#### [Exercice écrit 1]
Recopiez mot pour mot le passage du texte sur les parcs Disney qui commence à "I – Le naturel" et se termine à "la maîtrisant totalement.".

*** Extrait choisi

Rem Koolhass, dans New York Délire, définit la colonisation architecturale comme une « greffe d’une culture spécifique sur un site étranger ». Il donne comme exemples le London Bridge reconstruit à l’identique dans l’Arizona et les Roman Gardens de Murray à Manhattan. Il est difficile de ne pas associer ces définitions à l’existence des parcs de loisirs, ces monstres urbains qui naissent comme des champignons à partir de champs recouverts de pavés, de bitumes et de lacs artificiels. Les parcs Disney sont les exemples les plus probants de colonisation. Sur des terrains vagues, les six complexes Disney sont nés à partir de rien pour imposer la culture Disney dans des lieux où la culture leur semble antinomique. Les parcs Disney ont réussi à s’implanter près de Paris et de Shangai en proposant les mêmes attractions et les mêmes principes architecturaux issus de l’univers des dessins animés Disney. Comme le dit Rem Koolhass, il s’agit là d’une « reproduction parfaite et conventionnelle de souvenirs d’un voyage qui n’eut jamais lieu ». Les parcs Disney n’imitent rien qui existe ailleurs car il est question de transposition dans la réalité de produits culturels et cinématographiques. Que nous promet cette architecture du rêve ? Est-elle une promesse de réalité ou d’évasion ? Sommes-nous heureux de contempler l’inexistant ou la reproduction de la réalité ?
I – Le naturel et la promenade
Les parcs Disney sont d’abord des lieux de promenades visant à susciter une émotion chez le visiteur. Il est possible de s’éblouir sans monter sur aucune attraction. Les parcs Disney construit des villes et des jardins qui ne sont pas si détachés de la réalité. Comme Umberto Eco l’écrit dans La Guerre du faux, nous prenons plaisir à nous promener sur des rivières bordées d’automates qui fascinent par le hyperréalité, c’est-à-dire leur capacité à reproduire la réalité en la maîtrisant totalement.

******

#### [Exercice écrit 2]
Redonnez sans rien changer les lignes des enregistrements, en commençant à la toute première et en finissant à celle qui contient "data-label: 0.1 (1683, 862, 1721, 896)", les deux incluses.

*** Contenu des données

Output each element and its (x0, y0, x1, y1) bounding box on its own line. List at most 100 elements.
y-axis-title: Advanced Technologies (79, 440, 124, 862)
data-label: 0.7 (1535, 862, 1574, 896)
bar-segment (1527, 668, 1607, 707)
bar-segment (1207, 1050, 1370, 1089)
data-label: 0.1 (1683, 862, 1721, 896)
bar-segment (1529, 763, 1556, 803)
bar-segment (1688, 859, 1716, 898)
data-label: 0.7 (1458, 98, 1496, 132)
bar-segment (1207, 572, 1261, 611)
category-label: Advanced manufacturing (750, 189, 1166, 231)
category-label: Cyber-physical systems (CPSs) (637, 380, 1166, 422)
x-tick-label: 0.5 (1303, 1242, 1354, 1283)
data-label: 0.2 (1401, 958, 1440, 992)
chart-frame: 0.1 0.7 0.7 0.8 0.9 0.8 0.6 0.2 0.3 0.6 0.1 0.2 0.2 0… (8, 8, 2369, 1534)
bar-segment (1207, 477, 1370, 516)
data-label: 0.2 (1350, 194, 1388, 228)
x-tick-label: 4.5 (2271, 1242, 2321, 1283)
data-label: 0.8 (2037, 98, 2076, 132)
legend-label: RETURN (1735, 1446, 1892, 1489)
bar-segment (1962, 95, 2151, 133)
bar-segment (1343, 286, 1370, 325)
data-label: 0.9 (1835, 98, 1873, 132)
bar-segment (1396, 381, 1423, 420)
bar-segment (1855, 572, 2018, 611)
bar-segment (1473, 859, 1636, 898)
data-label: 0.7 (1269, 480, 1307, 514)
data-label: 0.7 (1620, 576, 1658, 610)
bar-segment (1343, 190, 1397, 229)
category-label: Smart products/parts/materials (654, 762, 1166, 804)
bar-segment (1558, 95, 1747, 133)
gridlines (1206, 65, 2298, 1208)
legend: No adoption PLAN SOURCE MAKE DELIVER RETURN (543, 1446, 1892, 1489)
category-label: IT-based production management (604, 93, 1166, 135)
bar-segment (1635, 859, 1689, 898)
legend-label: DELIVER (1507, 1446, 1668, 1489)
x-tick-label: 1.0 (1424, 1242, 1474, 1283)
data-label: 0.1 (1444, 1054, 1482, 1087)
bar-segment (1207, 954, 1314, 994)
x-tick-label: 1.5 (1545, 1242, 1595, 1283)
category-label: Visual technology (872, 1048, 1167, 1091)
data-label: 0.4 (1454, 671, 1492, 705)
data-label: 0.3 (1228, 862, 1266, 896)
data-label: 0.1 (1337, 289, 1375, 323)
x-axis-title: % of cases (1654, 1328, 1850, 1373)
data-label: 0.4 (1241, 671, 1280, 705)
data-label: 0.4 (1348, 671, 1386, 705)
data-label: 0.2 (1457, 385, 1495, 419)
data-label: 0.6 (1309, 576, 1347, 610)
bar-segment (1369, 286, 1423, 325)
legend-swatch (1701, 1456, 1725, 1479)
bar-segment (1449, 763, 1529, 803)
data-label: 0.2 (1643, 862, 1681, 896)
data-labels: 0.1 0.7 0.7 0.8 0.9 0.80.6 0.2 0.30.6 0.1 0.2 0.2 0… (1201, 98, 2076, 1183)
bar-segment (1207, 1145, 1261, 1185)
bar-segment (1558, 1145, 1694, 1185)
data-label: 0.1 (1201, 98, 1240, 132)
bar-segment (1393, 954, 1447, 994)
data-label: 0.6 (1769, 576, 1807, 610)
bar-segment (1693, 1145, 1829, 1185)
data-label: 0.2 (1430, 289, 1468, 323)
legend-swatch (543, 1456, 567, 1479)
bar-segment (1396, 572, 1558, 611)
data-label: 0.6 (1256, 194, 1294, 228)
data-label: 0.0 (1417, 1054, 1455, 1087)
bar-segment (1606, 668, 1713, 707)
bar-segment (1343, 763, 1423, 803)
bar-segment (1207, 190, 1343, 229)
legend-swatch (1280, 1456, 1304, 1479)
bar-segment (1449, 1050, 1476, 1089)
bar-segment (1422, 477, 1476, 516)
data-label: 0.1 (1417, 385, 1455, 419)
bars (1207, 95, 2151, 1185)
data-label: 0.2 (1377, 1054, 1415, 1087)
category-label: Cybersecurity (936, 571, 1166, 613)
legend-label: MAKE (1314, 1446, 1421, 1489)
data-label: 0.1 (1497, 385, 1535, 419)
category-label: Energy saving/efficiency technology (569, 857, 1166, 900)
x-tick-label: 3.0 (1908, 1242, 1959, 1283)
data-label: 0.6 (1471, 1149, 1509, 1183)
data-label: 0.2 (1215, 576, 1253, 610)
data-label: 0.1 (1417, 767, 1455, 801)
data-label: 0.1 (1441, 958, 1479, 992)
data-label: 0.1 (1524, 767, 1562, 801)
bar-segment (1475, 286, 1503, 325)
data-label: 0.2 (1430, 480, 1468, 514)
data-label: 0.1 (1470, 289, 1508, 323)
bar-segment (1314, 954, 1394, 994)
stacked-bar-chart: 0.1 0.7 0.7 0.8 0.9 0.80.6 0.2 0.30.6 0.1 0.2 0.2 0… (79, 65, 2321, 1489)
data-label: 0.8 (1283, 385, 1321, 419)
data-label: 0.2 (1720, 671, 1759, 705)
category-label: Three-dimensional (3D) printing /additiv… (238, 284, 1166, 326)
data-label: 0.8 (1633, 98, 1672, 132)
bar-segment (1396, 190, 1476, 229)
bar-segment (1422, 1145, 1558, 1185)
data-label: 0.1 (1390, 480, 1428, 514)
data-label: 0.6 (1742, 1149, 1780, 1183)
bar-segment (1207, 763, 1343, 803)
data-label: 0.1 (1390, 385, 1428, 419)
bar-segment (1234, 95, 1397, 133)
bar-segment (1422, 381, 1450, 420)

******

#### [Réponse 1]
I – Le naturel et la promenade
Les parcs Disney sont d’abord des lieux de promenades visant à susciter une émotion chez le visiteur. Il est possible de s’éblouir sans monter sur aucune attraction. Les parcs Disney construit des villes et des jardins qui ne sont pas si détachés de la réalité. Comme Umberto Eco l’écrit dans La Guerre du faux, nous prenons plaisir à nous promener sur des rivières bordées d’automates qui fascinent par le hyperréalité, c’est-à-dire leur capacité à reproduire la réalité en la maîtrisant totalement.

#### [Réponse 2]
Output each element and its (x0, y0, x1, y1) bounding box on its own line. List at most 100 elements.
y-axis-title: Advanced Technologies (79, 440, 124, 862)
data-label: 0.7 (1535, 862, 1574, 896)
bar-segment (1527, 668, 1607, 707)
bar-segment (1207, 1050, 1370, 1089)
data-label: 0.1 (1683, 862, 1721, 896)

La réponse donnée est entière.